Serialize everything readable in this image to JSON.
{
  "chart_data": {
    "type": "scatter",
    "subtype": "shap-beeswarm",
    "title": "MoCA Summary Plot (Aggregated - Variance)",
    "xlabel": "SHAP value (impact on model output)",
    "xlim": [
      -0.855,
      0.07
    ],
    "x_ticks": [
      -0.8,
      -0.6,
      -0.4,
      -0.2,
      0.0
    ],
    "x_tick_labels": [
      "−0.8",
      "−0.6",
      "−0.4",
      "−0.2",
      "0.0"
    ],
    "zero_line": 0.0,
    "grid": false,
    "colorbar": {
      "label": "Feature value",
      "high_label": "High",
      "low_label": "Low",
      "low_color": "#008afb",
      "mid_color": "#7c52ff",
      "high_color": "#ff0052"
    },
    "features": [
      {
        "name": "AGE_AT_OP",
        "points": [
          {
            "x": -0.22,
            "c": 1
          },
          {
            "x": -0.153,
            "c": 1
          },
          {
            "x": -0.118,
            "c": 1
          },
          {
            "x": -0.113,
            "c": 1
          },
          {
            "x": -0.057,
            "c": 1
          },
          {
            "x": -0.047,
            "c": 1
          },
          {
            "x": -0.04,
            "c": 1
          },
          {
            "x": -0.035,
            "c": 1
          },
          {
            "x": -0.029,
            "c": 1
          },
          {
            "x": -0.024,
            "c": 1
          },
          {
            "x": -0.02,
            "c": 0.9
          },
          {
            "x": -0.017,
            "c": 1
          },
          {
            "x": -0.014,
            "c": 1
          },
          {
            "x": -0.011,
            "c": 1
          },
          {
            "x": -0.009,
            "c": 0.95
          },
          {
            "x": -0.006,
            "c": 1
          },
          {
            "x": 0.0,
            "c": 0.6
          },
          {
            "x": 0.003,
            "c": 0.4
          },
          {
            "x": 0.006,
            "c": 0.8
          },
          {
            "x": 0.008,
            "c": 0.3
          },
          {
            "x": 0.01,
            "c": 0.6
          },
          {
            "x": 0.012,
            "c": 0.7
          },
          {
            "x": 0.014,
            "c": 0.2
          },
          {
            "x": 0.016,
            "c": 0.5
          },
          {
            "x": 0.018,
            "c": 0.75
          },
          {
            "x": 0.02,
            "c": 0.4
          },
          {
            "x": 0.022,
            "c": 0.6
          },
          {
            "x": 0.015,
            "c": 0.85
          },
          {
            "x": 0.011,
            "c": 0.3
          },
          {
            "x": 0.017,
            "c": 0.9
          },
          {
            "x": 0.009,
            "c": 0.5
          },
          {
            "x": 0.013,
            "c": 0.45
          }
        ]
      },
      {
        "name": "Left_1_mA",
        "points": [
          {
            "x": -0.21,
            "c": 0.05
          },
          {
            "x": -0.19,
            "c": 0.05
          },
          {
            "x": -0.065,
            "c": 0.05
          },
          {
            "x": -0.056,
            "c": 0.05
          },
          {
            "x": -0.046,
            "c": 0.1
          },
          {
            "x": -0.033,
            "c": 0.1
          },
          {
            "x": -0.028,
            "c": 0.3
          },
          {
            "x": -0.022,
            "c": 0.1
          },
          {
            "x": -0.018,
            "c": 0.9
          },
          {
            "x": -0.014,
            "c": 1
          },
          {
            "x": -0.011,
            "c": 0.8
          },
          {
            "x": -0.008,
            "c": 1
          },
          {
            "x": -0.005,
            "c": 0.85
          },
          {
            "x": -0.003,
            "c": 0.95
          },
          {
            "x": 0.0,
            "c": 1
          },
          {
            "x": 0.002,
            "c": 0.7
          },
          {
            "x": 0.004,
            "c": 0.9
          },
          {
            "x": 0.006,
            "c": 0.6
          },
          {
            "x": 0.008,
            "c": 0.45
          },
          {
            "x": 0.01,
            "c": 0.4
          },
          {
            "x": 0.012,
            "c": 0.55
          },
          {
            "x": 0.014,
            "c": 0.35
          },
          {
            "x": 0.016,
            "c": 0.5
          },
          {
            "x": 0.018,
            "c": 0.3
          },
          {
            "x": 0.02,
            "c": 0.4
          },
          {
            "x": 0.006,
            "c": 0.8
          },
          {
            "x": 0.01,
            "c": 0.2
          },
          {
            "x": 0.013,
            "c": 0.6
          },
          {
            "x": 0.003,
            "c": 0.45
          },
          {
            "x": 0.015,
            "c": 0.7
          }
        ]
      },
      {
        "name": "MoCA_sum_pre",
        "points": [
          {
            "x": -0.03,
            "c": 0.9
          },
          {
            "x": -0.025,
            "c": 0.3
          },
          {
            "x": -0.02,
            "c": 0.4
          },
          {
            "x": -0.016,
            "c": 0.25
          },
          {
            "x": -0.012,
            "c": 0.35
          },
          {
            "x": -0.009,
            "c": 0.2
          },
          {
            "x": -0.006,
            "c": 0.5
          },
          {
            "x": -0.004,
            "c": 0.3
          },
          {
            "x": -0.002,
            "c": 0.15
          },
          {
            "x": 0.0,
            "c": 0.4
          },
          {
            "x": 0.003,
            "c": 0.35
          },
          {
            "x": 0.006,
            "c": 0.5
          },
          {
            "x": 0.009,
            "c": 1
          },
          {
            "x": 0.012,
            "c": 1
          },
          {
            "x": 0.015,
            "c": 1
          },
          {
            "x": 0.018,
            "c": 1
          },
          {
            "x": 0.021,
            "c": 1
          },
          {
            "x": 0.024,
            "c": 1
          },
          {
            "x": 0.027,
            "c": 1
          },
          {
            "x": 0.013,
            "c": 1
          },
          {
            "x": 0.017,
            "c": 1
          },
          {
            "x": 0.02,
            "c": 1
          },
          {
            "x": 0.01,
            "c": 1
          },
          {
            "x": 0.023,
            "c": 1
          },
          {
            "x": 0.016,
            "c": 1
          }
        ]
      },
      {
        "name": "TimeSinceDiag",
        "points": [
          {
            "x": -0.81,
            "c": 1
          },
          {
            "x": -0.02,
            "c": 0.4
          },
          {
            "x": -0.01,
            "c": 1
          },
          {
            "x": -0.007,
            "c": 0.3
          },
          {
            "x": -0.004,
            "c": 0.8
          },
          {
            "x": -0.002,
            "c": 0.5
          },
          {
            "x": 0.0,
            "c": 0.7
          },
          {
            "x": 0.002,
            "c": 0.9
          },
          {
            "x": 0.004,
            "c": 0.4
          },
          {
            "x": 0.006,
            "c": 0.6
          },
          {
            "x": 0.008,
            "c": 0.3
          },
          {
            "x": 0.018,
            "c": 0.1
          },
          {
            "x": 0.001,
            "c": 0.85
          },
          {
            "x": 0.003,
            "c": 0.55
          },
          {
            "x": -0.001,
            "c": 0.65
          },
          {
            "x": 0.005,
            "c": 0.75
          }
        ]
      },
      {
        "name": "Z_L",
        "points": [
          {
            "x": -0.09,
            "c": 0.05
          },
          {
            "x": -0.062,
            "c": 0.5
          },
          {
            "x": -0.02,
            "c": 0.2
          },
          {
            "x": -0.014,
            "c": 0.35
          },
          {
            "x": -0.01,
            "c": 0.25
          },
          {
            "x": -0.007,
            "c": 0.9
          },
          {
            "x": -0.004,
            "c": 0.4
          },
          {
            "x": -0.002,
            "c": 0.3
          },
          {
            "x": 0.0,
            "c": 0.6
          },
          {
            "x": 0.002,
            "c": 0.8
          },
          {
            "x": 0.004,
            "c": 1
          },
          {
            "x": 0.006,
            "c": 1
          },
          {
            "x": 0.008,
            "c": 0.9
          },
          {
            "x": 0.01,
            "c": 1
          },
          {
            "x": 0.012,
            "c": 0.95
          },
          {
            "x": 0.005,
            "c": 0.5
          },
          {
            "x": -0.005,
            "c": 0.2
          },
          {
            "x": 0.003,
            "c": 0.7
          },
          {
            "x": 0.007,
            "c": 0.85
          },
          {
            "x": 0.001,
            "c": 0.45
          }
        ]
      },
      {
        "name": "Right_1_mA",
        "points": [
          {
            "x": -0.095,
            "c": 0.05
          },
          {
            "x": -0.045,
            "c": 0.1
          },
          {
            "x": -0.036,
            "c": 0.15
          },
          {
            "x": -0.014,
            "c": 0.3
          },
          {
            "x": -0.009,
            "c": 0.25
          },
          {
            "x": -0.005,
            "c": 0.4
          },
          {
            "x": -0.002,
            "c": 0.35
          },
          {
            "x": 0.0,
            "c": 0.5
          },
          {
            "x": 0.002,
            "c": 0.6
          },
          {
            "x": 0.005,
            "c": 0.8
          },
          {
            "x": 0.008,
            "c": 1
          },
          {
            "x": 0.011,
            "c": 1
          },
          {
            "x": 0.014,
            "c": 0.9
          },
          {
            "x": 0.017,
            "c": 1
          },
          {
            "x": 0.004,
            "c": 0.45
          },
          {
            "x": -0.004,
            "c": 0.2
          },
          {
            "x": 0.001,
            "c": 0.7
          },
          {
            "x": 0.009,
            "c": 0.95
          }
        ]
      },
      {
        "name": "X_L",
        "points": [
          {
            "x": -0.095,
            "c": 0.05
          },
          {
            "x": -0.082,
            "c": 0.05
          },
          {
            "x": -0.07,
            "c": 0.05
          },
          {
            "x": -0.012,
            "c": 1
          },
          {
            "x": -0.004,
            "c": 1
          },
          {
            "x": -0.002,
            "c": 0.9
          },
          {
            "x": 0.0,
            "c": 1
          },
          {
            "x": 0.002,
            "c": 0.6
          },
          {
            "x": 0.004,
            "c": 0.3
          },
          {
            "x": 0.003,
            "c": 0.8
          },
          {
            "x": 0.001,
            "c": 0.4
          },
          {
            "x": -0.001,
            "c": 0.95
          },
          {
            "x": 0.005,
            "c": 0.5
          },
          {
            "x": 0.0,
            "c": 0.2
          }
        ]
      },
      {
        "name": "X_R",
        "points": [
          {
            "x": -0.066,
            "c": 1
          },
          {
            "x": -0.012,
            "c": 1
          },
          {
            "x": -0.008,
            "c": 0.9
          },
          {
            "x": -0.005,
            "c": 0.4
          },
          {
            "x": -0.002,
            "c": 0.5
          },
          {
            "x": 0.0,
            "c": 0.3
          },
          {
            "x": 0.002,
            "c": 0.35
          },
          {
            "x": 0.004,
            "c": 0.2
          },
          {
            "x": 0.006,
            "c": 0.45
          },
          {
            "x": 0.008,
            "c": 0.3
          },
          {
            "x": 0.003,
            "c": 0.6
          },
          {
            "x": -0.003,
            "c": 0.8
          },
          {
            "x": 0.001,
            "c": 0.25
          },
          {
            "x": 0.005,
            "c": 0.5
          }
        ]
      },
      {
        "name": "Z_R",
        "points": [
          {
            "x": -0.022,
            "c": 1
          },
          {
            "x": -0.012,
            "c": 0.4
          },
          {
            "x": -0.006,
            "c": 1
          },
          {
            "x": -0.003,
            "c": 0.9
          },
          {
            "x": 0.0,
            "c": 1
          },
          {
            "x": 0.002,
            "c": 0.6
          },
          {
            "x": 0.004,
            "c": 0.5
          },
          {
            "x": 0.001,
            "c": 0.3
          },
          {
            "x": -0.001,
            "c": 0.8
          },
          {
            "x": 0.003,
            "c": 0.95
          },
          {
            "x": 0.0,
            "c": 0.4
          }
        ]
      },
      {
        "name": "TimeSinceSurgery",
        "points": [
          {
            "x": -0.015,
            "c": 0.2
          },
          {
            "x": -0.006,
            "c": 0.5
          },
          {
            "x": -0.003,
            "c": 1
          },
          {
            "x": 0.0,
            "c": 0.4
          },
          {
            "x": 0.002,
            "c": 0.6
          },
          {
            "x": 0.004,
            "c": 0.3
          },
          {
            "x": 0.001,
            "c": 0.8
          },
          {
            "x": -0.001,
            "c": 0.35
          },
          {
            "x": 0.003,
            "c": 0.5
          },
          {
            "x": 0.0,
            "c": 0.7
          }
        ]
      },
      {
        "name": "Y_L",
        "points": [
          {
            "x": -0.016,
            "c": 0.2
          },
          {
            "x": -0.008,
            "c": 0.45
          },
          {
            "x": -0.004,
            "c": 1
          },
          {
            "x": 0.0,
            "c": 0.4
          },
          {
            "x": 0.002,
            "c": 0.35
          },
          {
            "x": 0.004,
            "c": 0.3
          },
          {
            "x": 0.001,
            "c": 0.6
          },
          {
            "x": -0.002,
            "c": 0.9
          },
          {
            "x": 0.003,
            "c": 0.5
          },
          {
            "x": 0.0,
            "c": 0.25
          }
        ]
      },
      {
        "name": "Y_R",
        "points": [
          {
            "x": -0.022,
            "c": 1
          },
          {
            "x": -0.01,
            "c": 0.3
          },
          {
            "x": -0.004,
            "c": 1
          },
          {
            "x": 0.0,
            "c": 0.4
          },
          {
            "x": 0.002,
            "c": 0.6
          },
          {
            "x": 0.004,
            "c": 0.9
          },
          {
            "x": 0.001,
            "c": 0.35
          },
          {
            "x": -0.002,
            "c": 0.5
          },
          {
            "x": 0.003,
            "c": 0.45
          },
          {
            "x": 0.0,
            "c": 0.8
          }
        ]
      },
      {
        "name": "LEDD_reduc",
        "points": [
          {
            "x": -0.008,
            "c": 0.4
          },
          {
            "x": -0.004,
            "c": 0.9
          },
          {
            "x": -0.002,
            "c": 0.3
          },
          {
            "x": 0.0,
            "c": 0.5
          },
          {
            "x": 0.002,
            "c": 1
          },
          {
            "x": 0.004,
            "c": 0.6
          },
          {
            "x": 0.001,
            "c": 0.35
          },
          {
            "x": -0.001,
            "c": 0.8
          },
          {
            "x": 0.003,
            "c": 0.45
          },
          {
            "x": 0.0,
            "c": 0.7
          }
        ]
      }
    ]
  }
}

**WRITTEN PROBLEM**: Gather each line in the data that holds the string "value".

**SOLUTION FOR THIS TASK**:
    "xlabel": "SHAP value (impact on model output)",
      "label": "Feature value",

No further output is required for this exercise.